Records to process ::

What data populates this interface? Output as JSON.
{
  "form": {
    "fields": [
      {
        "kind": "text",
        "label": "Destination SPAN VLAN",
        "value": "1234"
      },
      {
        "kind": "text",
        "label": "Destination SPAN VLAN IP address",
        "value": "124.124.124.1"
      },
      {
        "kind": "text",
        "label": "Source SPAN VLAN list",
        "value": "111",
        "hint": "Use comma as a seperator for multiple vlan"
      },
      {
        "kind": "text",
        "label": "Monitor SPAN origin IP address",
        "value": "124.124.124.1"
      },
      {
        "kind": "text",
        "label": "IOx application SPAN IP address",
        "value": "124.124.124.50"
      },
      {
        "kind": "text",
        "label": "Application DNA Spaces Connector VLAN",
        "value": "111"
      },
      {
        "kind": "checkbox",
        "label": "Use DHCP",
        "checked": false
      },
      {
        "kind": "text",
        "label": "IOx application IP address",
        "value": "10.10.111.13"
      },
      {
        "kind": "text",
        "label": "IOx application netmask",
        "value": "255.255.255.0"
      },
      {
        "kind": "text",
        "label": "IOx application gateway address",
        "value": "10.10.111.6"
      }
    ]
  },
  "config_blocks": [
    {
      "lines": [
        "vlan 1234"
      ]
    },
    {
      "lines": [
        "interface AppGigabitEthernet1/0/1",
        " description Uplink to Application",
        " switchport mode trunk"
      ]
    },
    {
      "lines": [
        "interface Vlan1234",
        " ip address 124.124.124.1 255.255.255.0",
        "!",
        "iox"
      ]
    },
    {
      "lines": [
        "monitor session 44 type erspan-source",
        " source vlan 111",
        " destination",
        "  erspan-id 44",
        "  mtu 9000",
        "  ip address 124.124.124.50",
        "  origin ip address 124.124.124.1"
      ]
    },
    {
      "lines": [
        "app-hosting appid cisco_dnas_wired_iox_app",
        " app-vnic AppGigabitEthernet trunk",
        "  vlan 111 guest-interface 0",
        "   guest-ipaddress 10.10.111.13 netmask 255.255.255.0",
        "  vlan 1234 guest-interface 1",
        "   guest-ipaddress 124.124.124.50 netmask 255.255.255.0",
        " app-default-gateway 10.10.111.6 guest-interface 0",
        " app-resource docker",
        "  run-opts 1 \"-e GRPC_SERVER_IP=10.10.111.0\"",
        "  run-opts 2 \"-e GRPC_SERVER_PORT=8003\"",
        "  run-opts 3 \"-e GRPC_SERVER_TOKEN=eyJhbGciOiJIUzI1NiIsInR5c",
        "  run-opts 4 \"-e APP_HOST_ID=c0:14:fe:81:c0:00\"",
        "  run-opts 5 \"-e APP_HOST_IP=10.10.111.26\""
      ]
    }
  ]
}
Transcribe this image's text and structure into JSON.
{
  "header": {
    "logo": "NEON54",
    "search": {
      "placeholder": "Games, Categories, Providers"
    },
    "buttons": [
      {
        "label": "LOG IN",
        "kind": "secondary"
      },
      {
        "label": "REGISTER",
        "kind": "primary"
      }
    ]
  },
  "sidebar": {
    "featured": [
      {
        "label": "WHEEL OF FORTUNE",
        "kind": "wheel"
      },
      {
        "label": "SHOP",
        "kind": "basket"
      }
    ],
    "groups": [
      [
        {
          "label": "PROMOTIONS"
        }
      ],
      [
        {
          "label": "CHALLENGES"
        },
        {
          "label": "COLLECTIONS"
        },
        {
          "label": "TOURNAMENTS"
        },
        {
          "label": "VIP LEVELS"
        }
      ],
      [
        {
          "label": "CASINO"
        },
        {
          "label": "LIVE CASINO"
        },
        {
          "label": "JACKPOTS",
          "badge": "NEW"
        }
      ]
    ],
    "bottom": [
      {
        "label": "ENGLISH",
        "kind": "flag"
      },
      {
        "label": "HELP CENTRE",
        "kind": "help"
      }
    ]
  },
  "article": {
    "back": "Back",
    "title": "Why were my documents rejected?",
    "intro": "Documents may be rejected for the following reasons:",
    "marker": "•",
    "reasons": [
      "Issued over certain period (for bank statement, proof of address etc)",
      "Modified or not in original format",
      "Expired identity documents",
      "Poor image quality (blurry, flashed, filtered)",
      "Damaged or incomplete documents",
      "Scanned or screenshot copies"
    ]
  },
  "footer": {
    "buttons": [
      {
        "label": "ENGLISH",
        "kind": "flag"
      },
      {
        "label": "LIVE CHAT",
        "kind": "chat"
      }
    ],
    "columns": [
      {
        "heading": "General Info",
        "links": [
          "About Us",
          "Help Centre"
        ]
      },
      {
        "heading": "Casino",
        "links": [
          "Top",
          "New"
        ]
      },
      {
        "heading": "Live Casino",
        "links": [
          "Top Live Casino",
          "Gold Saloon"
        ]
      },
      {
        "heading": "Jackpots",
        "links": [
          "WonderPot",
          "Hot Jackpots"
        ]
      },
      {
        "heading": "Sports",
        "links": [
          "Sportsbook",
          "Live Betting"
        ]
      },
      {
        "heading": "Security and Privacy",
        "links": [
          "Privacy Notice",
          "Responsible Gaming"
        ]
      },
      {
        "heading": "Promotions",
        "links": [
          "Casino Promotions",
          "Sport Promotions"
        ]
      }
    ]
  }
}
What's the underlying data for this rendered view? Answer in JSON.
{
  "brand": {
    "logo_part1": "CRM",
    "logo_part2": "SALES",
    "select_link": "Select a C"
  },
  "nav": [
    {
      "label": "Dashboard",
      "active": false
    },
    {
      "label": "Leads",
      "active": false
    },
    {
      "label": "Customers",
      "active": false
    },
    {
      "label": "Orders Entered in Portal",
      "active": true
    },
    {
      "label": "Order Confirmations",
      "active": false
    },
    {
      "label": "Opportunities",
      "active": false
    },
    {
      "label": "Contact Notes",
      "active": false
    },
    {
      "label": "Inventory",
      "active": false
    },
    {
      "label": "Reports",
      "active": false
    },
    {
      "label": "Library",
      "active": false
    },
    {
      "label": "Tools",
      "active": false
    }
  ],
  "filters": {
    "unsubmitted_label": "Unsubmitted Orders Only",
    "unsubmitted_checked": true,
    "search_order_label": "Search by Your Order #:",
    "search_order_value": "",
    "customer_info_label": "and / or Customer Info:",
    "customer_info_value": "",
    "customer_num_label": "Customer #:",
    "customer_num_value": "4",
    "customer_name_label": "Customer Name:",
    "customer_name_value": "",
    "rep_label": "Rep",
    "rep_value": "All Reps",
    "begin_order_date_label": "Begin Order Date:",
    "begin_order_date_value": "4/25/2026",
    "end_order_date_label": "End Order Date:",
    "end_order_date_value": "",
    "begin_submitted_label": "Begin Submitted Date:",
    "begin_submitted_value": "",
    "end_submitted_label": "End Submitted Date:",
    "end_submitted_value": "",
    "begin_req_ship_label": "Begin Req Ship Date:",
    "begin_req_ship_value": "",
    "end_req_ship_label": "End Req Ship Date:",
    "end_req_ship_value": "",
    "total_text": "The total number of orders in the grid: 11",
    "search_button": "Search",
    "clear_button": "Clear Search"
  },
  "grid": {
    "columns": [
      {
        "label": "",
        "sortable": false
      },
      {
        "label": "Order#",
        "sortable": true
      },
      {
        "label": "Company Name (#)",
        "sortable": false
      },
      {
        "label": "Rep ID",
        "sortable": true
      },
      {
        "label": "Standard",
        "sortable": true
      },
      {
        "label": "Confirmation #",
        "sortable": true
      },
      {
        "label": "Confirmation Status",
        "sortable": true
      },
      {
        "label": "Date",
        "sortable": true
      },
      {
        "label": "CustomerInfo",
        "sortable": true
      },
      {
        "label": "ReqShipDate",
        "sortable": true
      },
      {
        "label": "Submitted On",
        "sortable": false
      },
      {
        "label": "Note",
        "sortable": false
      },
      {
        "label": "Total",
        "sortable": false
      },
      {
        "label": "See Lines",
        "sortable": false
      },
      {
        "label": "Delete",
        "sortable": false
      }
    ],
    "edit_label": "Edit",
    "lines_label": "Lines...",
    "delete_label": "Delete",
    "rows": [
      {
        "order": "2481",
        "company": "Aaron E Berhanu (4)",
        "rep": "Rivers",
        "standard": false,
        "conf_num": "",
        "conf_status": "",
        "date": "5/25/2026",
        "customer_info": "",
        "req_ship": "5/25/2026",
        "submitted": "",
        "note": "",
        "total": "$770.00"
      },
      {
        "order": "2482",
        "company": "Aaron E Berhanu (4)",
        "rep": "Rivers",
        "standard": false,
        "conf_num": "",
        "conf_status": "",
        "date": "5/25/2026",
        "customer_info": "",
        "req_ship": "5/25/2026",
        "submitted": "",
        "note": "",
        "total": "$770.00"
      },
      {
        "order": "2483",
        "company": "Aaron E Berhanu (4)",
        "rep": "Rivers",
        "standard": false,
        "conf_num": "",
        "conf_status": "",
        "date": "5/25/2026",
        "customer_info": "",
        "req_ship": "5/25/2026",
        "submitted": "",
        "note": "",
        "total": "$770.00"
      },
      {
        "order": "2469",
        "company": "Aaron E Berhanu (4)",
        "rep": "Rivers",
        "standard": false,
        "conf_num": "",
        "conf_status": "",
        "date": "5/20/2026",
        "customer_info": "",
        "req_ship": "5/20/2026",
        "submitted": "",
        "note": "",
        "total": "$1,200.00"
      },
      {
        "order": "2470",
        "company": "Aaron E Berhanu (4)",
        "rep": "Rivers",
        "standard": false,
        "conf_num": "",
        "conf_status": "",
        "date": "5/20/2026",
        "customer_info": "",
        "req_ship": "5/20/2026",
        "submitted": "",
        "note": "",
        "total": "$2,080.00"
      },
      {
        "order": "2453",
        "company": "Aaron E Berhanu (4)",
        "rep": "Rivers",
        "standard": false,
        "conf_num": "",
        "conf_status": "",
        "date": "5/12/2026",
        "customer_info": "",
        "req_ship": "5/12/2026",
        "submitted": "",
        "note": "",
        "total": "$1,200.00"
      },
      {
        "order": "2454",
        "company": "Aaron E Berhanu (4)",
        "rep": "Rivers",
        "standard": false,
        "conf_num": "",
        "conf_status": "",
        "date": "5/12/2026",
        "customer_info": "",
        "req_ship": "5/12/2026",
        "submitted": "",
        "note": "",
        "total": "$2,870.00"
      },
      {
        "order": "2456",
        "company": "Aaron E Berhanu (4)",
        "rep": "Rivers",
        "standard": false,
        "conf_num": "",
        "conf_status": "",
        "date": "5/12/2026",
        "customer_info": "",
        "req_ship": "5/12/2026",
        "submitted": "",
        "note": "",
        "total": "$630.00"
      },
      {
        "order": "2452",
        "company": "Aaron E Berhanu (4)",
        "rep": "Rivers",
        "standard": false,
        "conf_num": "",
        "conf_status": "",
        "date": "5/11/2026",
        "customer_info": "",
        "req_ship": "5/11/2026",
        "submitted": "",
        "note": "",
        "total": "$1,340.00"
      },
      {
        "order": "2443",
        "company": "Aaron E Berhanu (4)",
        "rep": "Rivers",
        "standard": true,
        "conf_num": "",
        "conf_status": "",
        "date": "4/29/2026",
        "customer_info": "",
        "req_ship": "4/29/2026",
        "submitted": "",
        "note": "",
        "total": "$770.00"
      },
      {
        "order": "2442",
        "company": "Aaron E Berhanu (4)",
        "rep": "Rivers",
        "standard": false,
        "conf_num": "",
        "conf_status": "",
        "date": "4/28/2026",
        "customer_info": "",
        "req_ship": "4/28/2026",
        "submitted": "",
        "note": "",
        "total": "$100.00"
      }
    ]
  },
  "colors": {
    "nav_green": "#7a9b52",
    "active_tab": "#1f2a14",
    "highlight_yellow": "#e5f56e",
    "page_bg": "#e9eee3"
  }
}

What to work on :: Using the listing above, list every line in which the string "erspan" occurs.

Answer to the exercise ::
        "monitor session 44 type erspan-source",
        "  erspan-id 44",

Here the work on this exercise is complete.